◆ SUPPLIED INFORMATION ◆
--------------------

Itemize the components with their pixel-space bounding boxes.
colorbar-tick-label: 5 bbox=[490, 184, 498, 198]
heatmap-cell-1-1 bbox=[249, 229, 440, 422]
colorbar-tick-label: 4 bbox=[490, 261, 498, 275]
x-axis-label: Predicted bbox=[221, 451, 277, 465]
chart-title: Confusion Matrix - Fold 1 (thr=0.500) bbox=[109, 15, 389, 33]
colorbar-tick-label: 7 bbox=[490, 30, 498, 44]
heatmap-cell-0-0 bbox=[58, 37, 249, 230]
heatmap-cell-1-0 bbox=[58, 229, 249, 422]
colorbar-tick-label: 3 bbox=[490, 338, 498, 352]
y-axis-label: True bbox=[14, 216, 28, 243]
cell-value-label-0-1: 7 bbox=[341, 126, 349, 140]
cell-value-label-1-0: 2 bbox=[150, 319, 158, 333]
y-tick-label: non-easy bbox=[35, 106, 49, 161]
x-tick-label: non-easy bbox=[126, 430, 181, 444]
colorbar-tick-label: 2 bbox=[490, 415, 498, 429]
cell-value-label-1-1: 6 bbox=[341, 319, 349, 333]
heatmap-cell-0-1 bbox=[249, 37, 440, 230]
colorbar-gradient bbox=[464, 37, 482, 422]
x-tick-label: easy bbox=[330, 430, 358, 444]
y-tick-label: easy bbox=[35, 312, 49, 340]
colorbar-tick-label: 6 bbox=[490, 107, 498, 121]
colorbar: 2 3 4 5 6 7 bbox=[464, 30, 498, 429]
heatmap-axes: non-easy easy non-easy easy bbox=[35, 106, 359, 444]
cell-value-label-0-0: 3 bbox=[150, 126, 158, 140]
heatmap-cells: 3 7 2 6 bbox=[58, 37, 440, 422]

--------------------

◆ TASK TO COMPLETE ◆
Lay out every line of the entries above as a Markdown table with the columns n and Line, numbering each row and omitting blank lines.

◆ WORKED SOLUTION ◆
| n | Line |
|---|---|
| 1 | Itemize the components with their pixel-space bounding boxes. |
| 2 | colorbar-tick-label: 5 bbox=[490, 184, 498, 198] |
| 3 | heatmap-cell-1-1 bbox=[249, 229, 440, 422] |
| 4 | colorbar-tick-label: 4 bbox=[490, 261, 498, 275] |
| 5 | x-axis-label: Predicted bbox=[221, 451, 277, 465] |
| 6 | chart-title: Confusion Matrix - Fold 1 (thr=0.500) bbox=[109, 15, 389, 33] |
| 7 | colorbar-tick-label: 7 bbox=[490, 30, 498, 44] |
| 8 | heatmap-cell-0-0 bbox=[58, 37, 249, 230] |
| 9 | heatmap-cell-1-0 bbox=[58, 229, 249, 422] |
| 10 | colorbar-tick-label: 3 bbox=[490, 338, 498, 352] |
| 11 | y-axis-label: True bbox=[14, 216, 28, 243] |
| 12 | cell-value-label-0-1: 7 bbox=[341, 126, 349, 140] |
| 13 | cell-value-label-1-0: 2 bbox=[150, 319, 158, 333] |
| 14 | y-tick-label: non-easy bbox=[35, 106, 49, 161] |
| 15 | x-tick-label: non-easy bbox=[126, 430, 181, 444] |
| 16 | colorbar-tick-label: 2 bbox=[490, 415, 498, 429] |
| 17 | cell-value-label-1-1: 6 bbox=[341, 319, 349, 333] |
| 18 | heatmap-cell-0-1 bbox=[249, 37, 440, 230] |
| 19 | colorbar-gradient bbox=[464, 37, 482, 422] |
| 20 | x-tick-label: easy bbox=[330, 430, 358, 444] |
| 21 | y-tick-label: easy bbox=[35, 312, 49, 340] |
| 22 | colorbar-tick-label: 6 bbox=[490, 107, 498, 121] |
| 23 | colorbar: 2 3 4 5 6 7 bbox=[464, 30, 498, 429] |
| 24 | heatmap-axes: non-easy easy non-easy easy bbox=[35, 106, 359, 444] |
| 25 | cell-value-label-0-0: 3 bbox=[150, 126, 158, 140] |
| 26 | heatmap-cells: 3 7 2 6 bbox=[58, 37, 440, 422] |